/---
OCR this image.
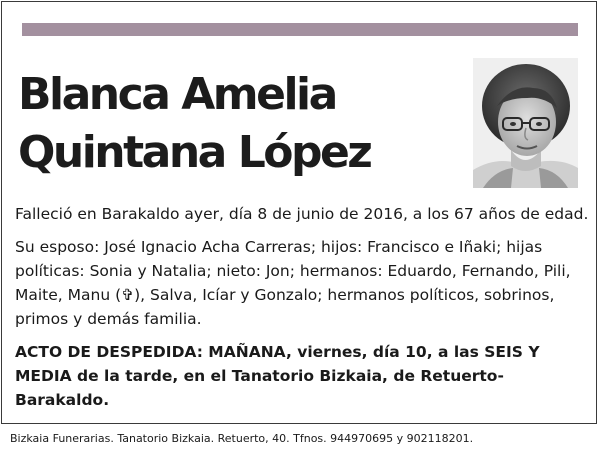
Blanca Amelia
Quintana López

Falleció en Barakaldo ayer, día 8 de junio de 2016, a los 67 años de edad.

Su esposo: José Ignacio Acha Carreras; hijos: Francisco e Iñaki; hijas políticas: Sonia y Natalia; nieto: Jon; hermanos: Eduardo, Fernando, Pili, Maite, Manu (✞), Salva, Icíar y Gonzalo; hermanos políticos, sobrinos, primos y demás familia.

ACTO DE DESPEDIDA: MAÑANA, viernes, día 10, a las SEIS Y MEDIA de la tarde, en el Tanatorio Bizkaia, de Retuerto-Barakaldo.

Bizkaia Funerarias. Tanatorio Bizkaia. Retuerto, 40. Tfnos. 944970695 y 902118201.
\---
■ **WHAT YOU SHOULD DO**: From the entries above, copy out every line where the string "Tanatorio" appears.

■ **WRITTEN SOLUTION**:
ACTO DE DESPEDIDA: MAÑANA, viernes, día 10, a las SEIS Y MEDIA de la tarde, en el Tanatorio Bizkaia, de Retuerto-Barakaldo.
Bizkaia Funerarias. Tanatorio Bizkaia. Retuerto, 40. Tfnos. 944970695 y 902118201.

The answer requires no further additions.